PROBLEM REQUIREMENTS – Select from the records below every line that has the word "Original" in it.

SUPPLIED DATA –

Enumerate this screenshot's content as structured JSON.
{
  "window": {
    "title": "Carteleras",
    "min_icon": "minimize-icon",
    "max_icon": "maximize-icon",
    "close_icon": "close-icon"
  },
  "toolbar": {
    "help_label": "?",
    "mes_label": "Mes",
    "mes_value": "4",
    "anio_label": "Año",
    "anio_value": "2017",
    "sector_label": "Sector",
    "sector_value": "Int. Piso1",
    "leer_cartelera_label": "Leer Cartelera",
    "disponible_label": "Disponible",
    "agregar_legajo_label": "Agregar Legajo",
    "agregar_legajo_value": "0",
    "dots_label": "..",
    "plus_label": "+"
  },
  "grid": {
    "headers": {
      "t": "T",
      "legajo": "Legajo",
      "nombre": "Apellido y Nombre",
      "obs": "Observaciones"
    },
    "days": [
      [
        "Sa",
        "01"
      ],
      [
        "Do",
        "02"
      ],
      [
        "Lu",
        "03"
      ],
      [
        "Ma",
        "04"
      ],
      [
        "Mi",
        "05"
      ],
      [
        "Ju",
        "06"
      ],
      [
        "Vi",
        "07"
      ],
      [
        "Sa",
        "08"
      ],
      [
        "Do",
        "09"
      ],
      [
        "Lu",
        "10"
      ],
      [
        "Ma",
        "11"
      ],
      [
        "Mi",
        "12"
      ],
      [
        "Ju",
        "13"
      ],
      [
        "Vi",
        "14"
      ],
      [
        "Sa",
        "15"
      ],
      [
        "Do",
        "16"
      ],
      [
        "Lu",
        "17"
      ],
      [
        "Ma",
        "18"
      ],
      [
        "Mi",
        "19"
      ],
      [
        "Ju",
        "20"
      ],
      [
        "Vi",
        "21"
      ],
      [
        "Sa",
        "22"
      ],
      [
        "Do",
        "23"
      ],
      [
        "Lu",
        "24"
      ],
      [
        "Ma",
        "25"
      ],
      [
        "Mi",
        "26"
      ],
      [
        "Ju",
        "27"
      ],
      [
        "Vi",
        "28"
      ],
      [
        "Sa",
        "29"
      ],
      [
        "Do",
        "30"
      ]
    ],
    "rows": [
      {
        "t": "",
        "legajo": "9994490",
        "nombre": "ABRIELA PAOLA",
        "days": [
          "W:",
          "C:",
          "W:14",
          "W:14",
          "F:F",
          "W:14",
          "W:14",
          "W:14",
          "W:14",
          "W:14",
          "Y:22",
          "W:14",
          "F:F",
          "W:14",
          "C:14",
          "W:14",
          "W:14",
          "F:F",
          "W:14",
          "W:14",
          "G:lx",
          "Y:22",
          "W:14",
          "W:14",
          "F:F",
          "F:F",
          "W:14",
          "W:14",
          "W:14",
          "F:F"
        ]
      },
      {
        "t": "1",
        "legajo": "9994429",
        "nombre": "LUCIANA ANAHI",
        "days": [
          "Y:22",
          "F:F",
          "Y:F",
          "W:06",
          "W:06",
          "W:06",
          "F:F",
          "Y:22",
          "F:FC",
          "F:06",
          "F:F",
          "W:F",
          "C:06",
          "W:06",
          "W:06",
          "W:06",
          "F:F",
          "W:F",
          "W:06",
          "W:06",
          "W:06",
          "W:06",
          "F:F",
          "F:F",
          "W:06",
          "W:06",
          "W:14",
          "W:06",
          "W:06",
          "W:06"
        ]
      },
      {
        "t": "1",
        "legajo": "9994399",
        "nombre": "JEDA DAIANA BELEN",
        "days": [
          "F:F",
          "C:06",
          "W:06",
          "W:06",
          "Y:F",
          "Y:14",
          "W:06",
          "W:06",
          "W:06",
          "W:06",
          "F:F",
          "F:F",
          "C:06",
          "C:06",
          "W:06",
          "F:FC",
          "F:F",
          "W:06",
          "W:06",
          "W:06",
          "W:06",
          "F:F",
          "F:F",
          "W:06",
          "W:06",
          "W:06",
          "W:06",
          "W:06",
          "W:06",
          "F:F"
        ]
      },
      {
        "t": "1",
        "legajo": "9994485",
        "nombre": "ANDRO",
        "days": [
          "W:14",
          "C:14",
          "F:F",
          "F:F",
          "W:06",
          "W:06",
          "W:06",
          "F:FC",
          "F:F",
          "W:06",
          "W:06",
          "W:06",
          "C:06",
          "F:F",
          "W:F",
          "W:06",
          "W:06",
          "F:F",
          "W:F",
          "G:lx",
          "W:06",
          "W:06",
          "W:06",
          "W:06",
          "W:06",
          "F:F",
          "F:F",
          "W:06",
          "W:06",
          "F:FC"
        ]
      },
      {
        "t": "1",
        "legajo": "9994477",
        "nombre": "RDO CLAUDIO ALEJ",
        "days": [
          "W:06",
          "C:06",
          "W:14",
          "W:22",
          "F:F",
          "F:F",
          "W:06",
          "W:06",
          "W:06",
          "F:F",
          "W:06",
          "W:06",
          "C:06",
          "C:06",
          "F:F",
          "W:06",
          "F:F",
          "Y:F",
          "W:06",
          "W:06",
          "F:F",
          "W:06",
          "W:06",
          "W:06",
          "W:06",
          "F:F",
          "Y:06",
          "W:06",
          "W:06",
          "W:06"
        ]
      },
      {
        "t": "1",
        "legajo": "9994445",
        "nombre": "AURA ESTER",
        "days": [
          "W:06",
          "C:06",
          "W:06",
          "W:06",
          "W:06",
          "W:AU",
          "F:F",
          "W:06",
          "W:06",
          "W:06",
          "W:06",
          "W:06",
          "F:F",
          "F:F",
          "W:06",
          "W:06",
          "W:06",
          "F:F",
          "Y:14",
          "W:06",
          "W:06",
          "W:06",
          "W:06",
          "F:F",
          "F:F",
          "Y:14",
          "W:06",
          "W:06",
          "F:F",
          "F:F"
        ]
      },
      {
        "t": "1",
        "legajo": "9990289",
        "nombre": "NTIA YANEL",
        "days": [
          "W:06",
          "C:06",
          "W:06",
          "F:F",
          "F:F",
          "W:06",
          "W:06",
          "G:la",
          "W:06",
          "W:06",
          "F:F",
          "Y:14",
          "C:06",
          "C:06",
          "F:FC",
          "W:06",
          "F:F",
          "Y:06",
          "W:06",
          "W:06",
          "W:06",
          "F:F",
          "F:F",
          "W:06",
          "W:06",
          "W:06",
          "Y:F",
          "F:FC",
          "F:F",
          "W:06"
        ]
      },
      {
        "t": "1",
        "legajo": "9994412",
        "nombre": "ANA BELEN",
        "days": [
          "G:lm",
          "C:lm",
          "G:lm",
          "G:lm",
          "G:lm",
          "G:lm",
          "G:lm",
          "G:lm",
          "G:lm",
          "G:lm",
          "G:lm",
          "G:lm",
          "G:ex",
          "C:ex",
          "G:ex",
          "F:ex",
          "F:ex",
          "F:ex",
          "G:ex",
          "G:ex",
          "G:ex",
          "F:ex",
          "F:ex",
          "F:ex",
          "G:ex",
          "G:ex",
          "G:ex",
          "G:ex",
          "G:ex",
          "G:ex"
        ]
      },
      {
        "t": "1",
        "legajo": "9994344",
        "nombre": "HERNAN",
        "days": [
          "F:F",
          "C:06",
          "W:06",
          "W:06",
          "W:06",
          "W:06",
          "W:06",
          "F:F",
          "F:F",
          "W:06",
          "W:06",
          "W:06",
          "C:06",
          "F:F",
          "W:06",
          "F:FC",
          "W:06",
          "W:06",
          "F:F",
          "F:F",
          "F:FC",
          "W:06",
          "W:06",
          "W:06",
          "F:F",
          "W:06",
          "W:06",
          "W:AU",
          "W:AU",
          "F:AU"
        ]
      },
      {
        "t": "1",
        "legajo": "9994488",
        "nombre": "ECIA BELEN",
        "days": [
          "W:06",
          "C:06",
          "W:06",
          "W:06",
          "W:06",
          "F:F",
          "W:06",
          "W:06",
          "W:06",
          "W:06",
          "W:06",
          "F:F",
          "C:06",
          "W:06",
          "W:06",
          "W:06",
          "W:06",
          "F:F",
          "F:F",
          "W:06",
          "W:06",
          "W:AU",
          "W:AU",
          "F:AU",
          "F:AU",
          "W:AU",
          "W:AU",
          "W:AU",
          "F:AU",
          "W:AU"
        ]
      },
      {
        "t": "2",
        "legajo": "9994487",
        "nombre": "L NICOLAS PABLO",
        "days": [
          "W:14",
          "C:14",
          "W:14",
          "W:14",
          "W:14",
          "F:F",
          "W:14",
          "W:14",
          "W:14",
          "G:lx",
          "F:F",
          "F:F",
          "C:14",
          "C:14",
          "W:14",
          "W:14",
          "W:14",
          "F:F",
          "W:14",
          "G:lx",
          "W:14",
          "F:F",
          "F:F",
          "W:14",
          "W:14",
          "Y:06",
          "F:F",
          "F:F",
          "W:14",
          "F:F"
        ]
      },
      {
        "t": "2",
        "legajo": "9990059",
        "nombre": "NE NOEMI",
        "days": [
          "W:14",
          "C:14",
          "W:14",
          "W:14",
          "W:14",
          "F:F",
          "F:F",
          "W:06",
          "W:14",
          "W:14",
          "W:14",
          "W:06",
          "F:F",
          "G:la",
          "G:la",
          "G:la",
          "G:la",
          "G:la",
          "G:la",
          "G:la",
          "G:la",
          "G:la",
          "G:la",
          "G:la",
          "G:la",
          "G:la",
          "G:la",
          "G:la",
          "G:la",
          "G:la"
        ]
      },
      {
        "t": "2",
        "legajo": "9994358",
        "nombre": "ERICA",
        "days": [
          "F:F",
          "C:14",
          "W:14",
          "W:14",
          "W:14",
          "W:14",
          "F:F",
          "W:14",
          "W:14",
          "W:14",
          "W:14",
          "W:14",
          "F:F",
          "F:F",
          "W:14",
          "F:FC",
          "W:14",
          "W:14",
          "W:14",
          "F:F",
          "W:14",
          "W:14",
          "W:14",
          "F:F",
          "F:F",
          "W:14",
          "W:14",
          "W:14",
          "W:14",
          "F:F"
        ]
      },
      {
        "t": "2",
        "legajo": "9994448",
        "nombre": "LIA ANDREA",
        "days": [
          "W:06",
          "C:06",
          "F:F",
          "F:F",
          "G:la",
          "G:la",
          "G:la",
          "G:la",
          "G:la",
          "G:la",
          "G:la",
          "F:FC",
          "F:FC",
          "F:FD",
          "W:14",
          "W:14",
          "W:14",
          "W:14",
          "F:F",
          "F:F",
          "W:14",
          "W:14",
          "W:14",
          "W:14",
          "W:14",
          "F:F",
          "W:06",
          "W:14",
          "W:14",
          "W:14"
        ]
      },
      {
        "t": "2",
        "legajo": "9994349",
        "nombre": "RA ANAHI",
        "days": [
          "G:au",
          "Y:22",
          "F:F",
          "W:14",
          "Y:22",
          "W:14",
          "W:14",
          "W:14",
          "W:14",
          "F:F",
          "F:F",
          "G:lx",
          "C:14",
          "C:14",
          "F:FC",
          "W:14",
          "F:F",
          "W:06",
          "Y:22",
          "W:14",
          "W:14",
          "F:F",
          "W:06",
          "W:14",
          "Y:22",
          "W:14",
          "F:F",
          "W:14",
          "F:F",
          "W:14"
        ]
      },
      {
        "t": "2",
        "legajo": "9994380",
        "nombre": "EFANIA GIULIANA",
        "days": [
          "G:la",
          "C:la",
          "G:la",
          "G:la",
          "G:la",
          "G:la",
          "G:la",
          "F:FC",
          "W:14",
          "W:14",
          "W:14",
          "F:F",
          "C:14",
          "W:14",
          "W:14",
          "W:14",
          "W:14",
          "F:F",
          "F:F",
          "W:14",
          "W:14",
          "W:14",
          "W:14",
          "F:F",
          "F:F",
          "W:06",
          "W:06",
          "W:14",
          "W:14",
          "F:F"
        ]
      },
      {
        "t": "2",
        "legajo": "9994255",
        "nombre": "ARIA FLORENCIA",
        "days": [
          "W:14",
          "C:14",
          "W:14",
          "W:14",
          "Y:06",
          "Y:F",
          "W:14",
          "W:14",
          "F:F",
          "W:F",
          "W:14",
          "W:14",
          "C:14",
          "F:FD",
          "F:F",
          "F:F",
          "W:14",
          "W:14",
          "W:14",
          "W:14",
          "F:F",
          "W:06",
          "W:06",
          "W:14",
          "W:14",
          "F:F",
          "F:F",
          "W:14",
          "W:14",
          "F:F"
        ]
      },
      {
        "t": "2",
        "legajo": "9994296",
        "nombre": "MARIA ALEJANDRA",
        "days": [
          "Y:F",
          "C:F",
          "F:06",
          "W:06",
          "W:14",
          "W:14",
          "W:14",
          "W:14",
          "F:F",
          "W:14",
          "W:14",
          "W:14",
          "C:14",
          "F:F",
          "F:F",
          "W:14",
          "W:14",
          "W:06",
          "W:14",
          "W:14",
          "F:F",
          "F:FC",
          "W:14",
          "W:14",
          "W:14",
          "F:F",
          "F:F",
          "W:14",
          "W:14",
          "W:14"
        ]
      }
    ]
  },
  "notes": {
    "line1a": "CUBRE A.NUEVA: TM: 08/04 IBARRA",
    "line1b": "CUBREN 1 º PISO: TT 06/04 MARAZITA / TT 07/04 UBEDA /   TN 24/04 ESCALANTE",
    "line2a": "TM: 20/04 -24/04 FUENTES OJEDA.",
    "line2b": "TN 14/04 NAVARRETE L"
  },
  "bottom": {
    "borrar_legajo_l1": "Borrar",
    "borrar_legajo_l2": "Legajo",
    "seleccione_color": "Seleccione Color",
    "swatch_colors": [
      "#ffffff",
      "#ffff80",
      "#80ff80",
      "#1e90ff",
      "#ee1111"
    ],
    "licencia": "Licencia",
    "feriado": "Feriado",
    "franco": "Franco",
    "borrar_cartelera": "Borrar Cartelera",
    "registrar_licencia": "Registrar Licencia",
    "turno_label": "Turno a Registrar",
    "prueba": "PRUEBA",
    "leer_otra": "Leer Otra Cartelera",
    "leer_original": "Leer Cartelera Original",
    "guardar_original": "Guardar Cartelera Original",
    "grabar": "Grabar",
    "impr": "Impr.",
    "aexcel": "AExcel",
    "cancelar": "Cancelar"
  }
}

ANSWER BELOW –
    "leer_original": "Leer Cartelera Original",
    "guardar_original": "Guardar Cartelera Original",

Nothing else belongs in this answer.